═══ Provided material ═══
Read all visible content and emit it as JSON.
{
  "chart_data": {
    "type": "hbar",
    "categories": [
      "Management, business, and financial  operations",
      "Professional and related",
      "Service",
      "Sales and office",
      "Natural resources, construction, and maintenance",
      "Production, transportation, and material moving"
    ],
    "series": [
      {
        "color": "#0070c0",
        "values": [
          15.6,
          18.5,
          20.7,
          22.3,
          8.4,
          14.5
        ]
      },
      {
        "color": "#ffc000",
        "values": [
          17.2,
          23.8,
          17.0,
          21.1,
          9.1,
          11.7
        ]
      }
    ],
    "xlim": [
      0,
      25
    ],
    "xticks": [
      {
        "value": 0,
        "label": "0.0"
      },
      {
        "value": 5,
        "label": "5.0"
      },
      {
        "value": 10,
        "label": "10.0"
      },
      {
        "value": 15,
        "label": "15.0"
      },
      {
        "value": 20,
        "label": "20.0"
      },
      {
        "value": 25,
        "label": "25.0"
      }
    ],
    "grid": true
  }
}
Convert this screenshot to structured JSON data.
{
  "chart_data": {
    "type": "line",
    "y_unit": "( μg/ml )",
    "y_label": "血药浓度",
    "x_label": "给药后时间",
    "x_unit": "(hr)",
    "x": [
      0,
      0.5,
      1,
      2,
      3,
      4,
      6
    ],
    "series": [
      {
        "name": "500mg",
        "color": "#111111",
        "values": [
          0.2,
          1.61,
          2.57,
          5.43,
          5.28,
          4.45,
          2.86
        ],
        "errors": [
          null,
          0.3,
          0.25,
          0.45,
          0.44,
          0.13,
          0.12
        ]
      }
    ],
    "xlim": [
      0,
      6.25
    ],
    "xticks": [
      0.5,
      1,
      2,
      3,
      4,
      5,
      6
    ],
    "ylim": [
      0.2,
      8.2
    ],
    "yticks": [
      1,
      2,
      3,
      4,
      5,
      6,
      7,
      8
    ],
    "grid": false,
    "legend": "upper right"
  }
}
═══
§ **The task**
Scan the material above for the word "color". Copy each line where it occurs.

§ **Answer to this task**
        "color": "#0070c0",
        "color": "#ffc000",
        "color": "#111111",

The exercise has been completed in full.